■ **Figure record extracts**
--- begin ---

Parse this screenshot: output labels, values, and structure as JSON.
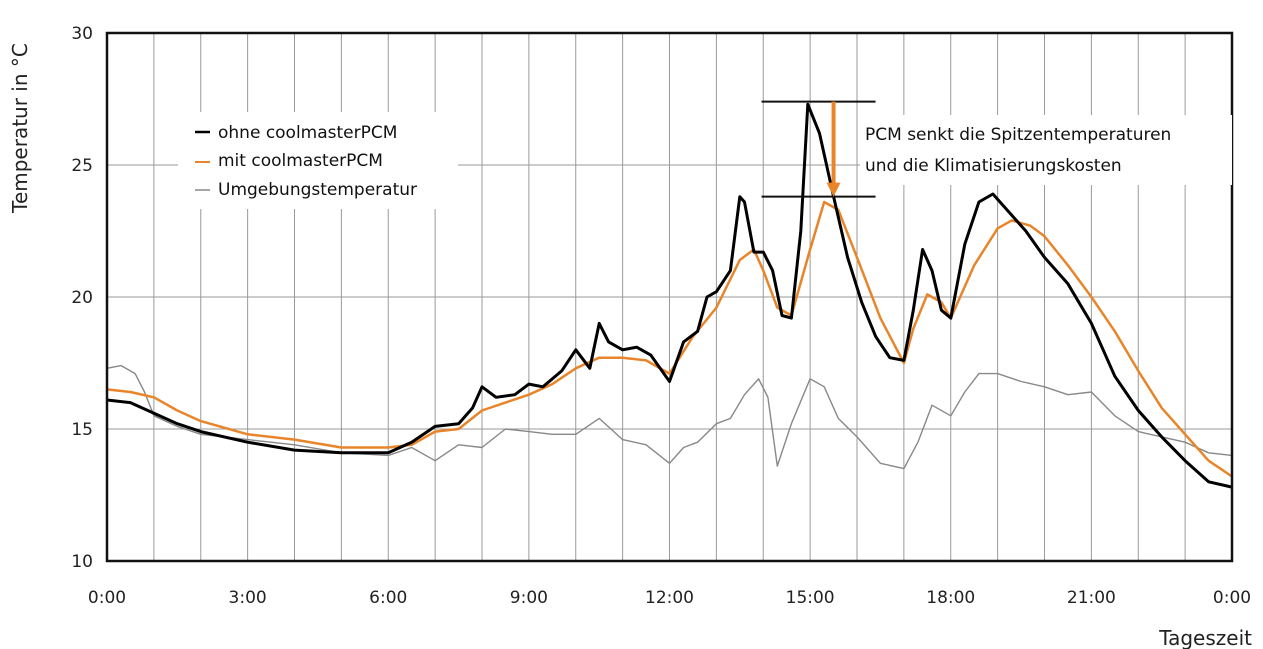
{
  "chart_data": {
    "type": "line",
    "title": "",
    "xlabel": "Tageszeit",
    "ylabel": "Temperatur in °C",
    "x_unit": "hours",
    "xlim": [
      0,
      24
    ],
    "ylim": [
      10,
      30
    ],
    "x_tick_labels": [
      "0:00",
      "3:00",
      "6:00",
      "9:00",
      "12:00",
      "15:00",
      "18:00",
      "21:00",
      "0:00"
    ],
    "y_ticks": [
      10,
      15,
      20,
      25,
      30
    ],
    "grid": true,
    "legend_position": "top-left",
    "series": [
      {
        "name": "ohne coolmasterPCM",
        "color": "#000000",
        "x": [
          0,
          0.5,
          1,
          1.5,
          2,
          3,
          4,
          5,
          6,
          6.5,
          7,
          7.5,
          7.8,
          8.0,
          8.3,
          8.7,
          9.0,
          9.3,
          9.7,
          10.0,
          10.3,
          10.5,
          10.7,
          11.0,
          11.3,
          11.6,
          12.0,
          12.3,
          12.6,
          12.8,
          13.0,
          13.3,
          13.5,
          13.6,
          13.8,
          14.0,
          14.2,
          14.4,
          14.6,
          14.8,
          14.95,
          15.2,
          15.5,
          15.8,
          16.1,
          16.4,
          16.7,
          17.0,
          17.2,
          17.4,
          17.6,
          17.8,
          18.0,
          18.3,
          18.6,
          18.9,
          19.2,
          19.6,
          20.0,
          20.5,
          21.0,
          21.5,
          22.0,
          22.5,
          23.0,
          23.5,
          24.0
        ],
        "y": [
          16.1,
          16.0,
          15.6,
          15.2,
          14.9,
          14.5,
          14.2,
          14.1,
          14.1,
          14.5,
          15.1,
          15.2,
          15.8,
          16.6,
          16.2,
          16.3,
          16.7,
          16.6,
          17.2,
          18.0,
          17.3,
          19.0,
          18.3,
          18.0,
          18.1,
          17.8,
          16.8,
          18.3,
          18.7,
          20.0,
          20.2,
          21.0,
          23.8,
          23.6,
          21.7,
          21.7,
          21.0,
          19.3,
          19.2,
          22.5,
          27.3,
          26.2,
          23.8,
          21.5,
          19.8,
          18.5,
          17.7,
          17.6,
          19.5,
          21.8,
          21.0,
          19.5,
          19.2,
          22.0,
          23.6,
          23.9,
          23.3,
          22.5,
          21.5,
          20.5,
          19.0,
          17.0,
          15.7,
          14.7,
          13.8,
          13.0,
          12.8
        ]
      },
      {
        "name": "mit coolmasterPCM",
        "color": "#e8852a",
        "x": [
          0,
          0.5,
          1,
          1.5,
          2,
          3,
          4,
          5,
          6,
          6.5,
          7,
          7.5,
          8.0,
          8.5,
          9.0,
          9.5,
          10.0,
          10.5,
          11.0,
          11.5,
          12.0,
          12.5,
          13.0,
          13.5,
          13.8,
          14.0,
          14.3,
          14.6,
          15.0,
          15.3,
          15.6,
          16.0,
          16.5,
          17.0,
          17.2,
          17.5,
          17.8,
          18.0,
          18.5,
          19.0,
          19.3,
          19.7,
          20.0,
          20.5,
          21.0,
          21.5,
          22.0,
          22.5,
          23.0,
          23.5,
          24.0
        ],
        "y": [
          16.5,
          16.4,
          16.2,
          15.7,
          15.3,
          14.8,
          14.6,
          14.3,
          14.3,
          14.4,
          14.9,
          15.0,
          15.7,
          16.0,
          16.3,
          16.7,
          17.3,
          17.7,
          17.7,
          17.6,
          17.1,
          18.5,
          19.6,
          21.4,
          21.8,
          21.0,
          19.6,
          19.3,
          21.8,
          23.6,
          23.3,
          21.5,
          19.2,
          17.5,
          18.8,
          20.1,
          19.8,
          19.2,
          21.2,
          22.6,
          22.9,
          22.7,
          22.3,
          21.2,
          20.0,
          18.7,
          17.2,
          15.8,
          14.8,
          13.8,
          13.2
        ]
      },
      {
        "name": "Umgebungstemperatur",
        "color": "#888888",
        "x": [
          0,
          0.3,
          0.6,
          0.8,
          1.0,
          1.5,
          2,
          3,
          4,
          5,
          6,
          6.5,
          7,
          7.5,
          8.0,
          8.5,
          9.0,
          9.5,
          10.0,
          10.5,
          11.0,
          11.5,
          12.0,
          12.3,
          12.6,
          13.0,
          13.3,
          13.6,
          13.9,
          14.1,
          14.3,
          14.6,
          15.0,
          15.3,
          15.6,
          16.0,
          16.5,
          17.0,
          17.3,
          17.6,
          18.0,
          18.3,
          18.6,
          19.0,
          19.5,
          20.0,
          20.5,
          21.0,
          21.5,
          22.0,
          22.5,
          23.0,
          23.5,
          24.0
        ],
        "y": [
          17.3,
          17.4,
          17.1,
          16.4,
          15.5,
          15.1,
          14.8,
          14.6,
          14.4,
          14.1,
          14.0,
          14.3,
          13.8,
          14.4,
          14.3,
          15.0,
          14.9,
          14.8,
          14.8,
          15.4,
          14.6,
          14.4,
          13.7,
          14.3,
          14.5,
          15.2,
          15.4,
          16.3,
          16.9,
          16.2,
          13.6,
          15.2,
          16.9,
          16.6,
          15.4,
          14.7,
          13.7,
          13.5,
          14.5,
          15.9,
          15.5,
          16.4,
          17.1,
          17.1,
          16.8,
          16.6,
          16.3,
          16.4,
          15.5,
          14.9,
          14.7,
          14.5,
          14.1,
          14.0
        ]
      }
    ],
    "annotation": {
      "line1": "PCM senkt die Spitzentemperaturen",
      "line2": "und die Klimatisierungskosten",
      "x_hours": 15.5,
      "y_top": 27.4,
      "y_bottom": 23.8,
      "arrow_color": "#e8852a"
    }
  }
}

--- end ---

Every entry above is to be set down exactly; the pictures are to be left out.

Parse this screenshot: output labels, values, and structure as JSON.
{
  "chart_data": {
    "type": "line",
    "title": "",
    "xlabel": "Tageszeit",
    "ylabel": "Temperatur in °C",
    "x_unit": "hours",
    "xlim": [
      0,
      24
    ],
    "ylim": [
      10,
      30
    ],
    "x_tick_labels": [
      "0:00",
      "3:00",
      "6:00",
      "9:00",
      "12:00",
      "15:00",
      "18:00",
      "21:00",
      "0:00"
    ],
    "y_ticks": [
      10,
      15,
      20,
      25,
      30
    ],
    "grid": true,
    "legend_position": "top-left",
    "series": [
      {
        "name": "ohne coolmasterPCM",
        "color": "#000000",
        "x": [
          0,
          0.5,
          1,
          1.5,
          2,
          3,
          4,
          5,
          6,
          6.5,
          7,
          7.5,
          7.8,
          8.0,
          8.3,
          8.7,
          9.0,
          9.3,
          9.7,
          10.0,
          10.3,
          10.5,
          10.7,
          11.0,
          11.3,
          11.6,
          12.0,
          12.3,
          12.6,
          12.8,
          13.0,
          13.3,
          13.5,
          13.6,
          13.8,
          14.0,
          14.2,
          14.4,
          14.6,
          14.8,
          14.95,
          15.2,
          15.5,
          15.8,
          16.1,
          16.4,
          16.7,
          17.0,
          17.2,
          17.4,
          17.6,
          17.8,
          18.0,
          18.3,
          18.6,
          18.9,
          19.2,
          19.6,
          20.0,
          20.5,
          21.0,
          21.5,
          22.0,
          22.5,
          23.0,
          23.5,
          24.0
        ],
        "y": [
          16.1,
          16.0,
          15.6,
          15.2,
          14.9,
          14.5,
          14.2,
          14.1,
          14.1,
          14.5,
          15.1,
          15.2,
          15.8,
          16.6,
          16.2,
          16.3,
          16.7,
          16.6,
          17.2,
          18.0,
          17.3,
          19.0,
          18.3,
          18.0,
          18.1,
          17.8,
          16.8,
          18.3,
          18.7,
          20.0,
          20.2,
          21.0,
          23.8,
          23.6,
          21.7,
          21.7,
          21.0,
          19.3,
          19.2,
          22.5,
          27.3,
          26.2,
          23.8,
          21.5,
          19.8,
          18.5,
          17.7,
          17.6,
          19.5,
          21.8,
          21.0,
          19.5,
          19.2,
          22.0,
          23.6,
          23.9,
          23.3,
          22.5,
          21.5,
          20.5,
          19.0,
          17.0,
          15.7,
          14.7,
          13.8,
          13.0,
          12.8
        ]
      },
      {
        "name": "mit coolmasterPCM",
        "color": "#e8852a",
        "x": [
          0,
          0.5,
          1,
          1.5,
          2,
          3,
          4,
          5,
          6,
          6.5,
          7,
          7.5,
          8.0,
          8.5,
          9.0,
          9.5,
          10.0,
          10.5,
          11.0,
          11.5,
          12.0,
          12.5,
          13.0,
          13.5,
          13.8,
          14.0,
          14.3,
          14.6,
          15.0,
          15.3,
          15.6,
          16.0,
          16.5,
          17.0,
          17.2,
          17.5,
          17.8,
          18.0,
          18.5,
          19.0,
          19.3,
          19.7,
          20.0,
          20.5,
          21.0,
          21.5,
          22.0,
          22.5,
          23.0,
          23.5,
          24.0
        ],
        "y": [
          16.5,
          16.4,
          16.2,
          15.7,
          15.3,
          14.8,
          14.6,
          14.3,
          14.3,
          14.4,
          14.9,
          15.0,
          15.7,
          16.0,
          16.3,
          16.7,
          17.3,
          17.7,
          17.7,
          17.6,
          17.1,
          18.5,
          19.6,
          21.4,
          21.8,
          21.0,
          19.6,
          19.3,
          21.8,
          23.6,
          23.3,
          21.5,
          19.2,
          17.5,
          18.8,
          20.1,
          19.8,
          19.2,
          21.2,
          22.6,
          22.9,
          22.7,
          22.3,
          21.2,
          20.0,
          18.7,
          17.2,
          15.8,
          14.8,
          13.8,
          13.2
        ]
      },
      {
        "name": "Umgebungstemperatur",
        "color": "#888888",
        "x": [
          0,
          0.3,
          0.6,
          0.8,
          1.0,
          1.5,
          2,
          3,
          4,
          5,
          6,
          6.5,
          7,
          7.5,
          8.0,
          8.5,
          9.0,
          9.5,
          10.0,
          10.5,
          11.0,
          11.5,
          12.0,
          12.3,
          12.6,
          13.0,
          13.3,
          13.6,
          13.9,
          14.1,
          14.3,
          14.6,
          15.0,
          15.3,
          15.6,
          16.0,
          16.5,
          17.0,
          17.3,
          17.6,
          18.0,
          18.3,
          18.6,
          19.0,
          19.5,
          20.0,
          20.5,
          21.0,
          21.5,
          22.0,
          22.5,
          23.0,
          23.5,
          24.0
        ],
        "y": [
          17.3,
          17.4,
          17.1,
          16.4,
          15.5,
          15.1,
          14.8,
          14.6,
          14.4,
          14.1,
          14.0,
          14.3,
          13.8,
          14.4,
          14.3,
          15.0,
          14.9,
          14.8,
          14.8,
          15.4,
          14.6,
          14.4,
          13.7,
          14.3,
          14.5,
          15.2,
          15.4,
          16.3,
          16.9,
          16.2,
          13.6,
          15.2,
          16.9,
          16.6,
          15.4,
          14.7,
          13.7,
          13.5,
          14.5,
          15.9,
          15.5,
          16.4,
          17.1,
          17.1,
          16.8,
          16.6,
          16.3,
          16.4,
          15.5,
          14.9,
          14.7,
          14.5,
          14.1,
          14.0
        ]
      }
    ],
    "annotation": {
      "line1": "PCM senkt die Spitzentemperaturen",
      "line2": "und die Klimatisierungskosten",
      "x_hours": 15.5,
      "y_top": 27.4,
      "y_bottom": 23.8,
      "arrow_color": "#e8852a"
    }
  }
}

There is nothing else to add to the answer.